### Stored data
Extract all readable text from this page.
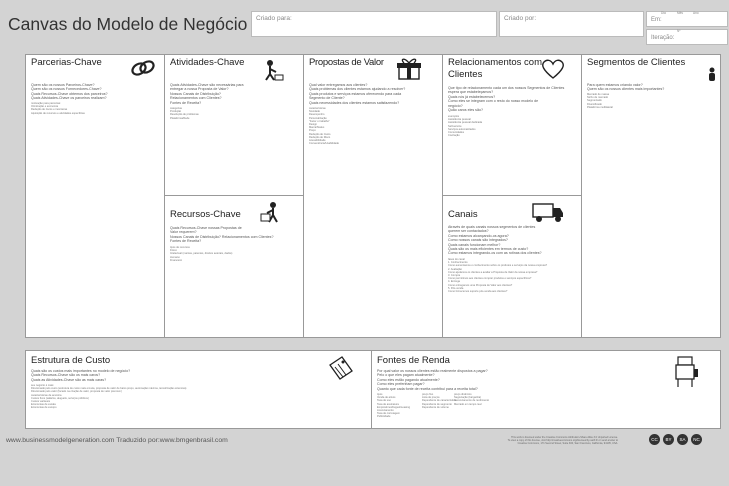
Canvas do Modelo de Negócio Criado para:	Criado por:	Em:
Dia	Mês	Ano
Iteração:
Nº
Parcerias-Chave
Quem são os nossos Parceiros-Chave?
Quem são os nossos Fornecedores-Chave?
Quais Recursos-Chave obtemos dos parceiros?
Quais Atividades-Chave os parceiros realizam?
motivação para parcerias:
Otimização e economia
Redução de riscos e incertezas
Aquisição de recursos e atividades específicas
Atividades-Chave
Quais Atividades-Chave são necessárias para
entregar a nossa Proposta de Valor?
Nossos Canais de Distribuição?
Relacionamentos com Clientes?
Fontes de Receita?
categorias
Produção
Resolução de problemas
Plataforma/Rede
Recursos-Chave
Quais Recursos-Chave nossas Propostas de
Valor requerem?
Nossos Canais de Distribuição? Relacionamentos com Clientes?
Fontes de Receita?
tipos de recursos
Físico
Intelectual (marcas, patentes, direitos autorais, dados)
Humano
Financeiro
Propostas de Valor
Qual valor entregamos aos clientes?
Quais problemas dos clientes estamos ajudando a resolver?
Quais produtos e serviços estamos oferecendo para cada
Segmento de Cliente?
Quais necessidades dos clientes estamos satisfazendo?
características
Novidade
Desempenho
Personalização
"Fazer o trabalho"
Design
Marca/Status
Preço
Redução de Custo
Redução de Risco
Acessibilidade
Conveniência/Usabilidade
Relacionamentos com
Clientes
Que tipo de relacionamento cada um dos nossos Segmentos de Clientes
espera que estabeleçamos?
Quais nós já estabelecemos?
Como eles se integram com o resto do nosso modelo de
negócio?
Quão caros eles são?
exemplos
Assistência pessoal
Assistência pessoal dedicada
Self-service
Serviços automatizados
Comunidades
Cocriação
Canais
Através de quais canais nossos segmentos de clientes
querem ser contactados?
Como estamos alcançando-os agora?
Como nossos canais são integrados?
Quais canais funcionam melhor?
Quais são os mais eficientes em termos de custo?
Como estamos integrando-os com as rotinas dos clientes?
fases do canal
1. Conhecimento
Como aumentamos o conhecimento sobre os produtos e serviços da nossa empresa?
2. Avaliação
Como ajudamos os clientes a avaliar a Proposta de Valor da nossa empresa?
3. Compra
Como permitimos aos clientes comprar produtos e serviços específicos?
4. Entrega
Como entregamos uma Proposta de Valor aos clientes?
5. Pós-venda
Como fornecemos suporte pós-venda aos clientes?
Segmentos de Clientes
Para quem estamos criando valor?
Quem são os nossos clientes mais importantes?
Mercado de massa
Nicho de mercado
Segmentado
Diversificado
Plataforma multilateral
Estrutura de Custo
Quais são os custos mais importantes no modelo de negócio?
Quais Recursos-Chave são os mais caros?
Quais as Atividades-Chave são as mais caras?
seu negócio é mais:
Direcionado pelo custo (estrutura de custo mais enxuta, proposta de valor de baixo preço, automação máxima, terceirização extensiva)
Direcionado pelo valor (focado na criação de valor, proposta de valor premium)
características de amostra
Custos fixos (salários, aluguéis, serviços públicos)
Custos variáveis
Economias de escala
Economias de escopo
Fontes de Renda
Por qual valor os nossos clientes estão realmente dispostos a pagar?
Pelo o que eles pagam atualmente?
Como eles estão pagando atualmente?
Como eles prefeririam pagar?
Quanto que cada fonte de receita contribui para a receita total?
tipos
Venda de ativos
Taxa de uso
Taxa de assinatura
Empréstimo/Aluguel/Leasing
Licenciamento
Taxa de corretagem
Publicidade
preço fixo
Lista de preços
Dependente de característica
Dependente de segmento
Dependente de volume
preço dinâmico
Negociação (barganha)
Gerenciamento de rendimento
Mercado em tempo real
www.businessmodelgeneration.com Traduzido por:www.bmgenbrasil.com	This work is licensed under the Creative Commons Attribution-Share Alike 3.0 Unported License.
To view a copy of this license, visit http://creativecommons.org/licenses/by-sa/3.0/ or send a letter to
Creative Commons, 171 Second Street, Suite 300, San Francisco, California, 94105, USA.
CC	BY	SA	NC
--
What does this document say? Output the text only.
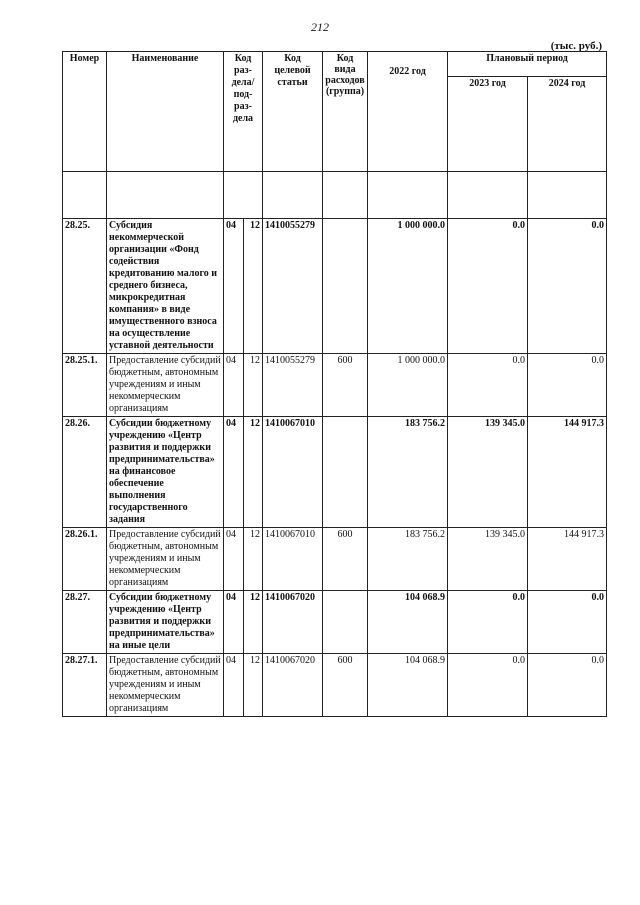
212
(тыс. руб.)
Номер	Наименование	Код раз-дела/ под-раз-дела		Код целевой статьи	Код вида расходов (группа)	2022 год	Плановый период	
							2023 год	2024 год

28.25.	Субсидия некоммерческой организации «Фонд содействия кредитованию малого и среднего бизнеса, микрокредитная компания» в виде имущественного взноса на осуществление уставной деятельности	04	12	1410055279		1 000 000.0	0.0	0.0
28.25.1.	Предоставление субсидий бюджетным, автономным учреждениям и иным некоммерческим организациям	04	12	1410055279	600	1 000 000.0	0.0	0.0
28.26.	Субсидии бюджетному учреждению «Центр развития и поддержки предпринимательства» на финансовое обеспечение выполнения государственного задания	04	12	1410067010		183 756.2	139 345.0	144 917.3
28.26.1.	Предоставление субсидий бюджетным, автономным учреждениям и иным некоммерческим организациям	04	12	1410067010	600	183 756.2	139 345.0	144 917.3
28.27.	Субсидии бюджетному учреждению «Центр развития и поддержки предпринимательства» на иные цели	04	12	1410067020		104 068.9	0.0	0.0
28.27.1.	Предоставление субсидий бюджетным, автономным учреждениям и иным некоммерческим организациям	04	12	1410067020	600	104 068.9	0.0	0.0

### To do
Using the listing above, show each line holding the string "importantes".

### Solution to this task
Quem são os nossos clientes mais importantes?
Quais são os custos mais importantes no modelo de negócio?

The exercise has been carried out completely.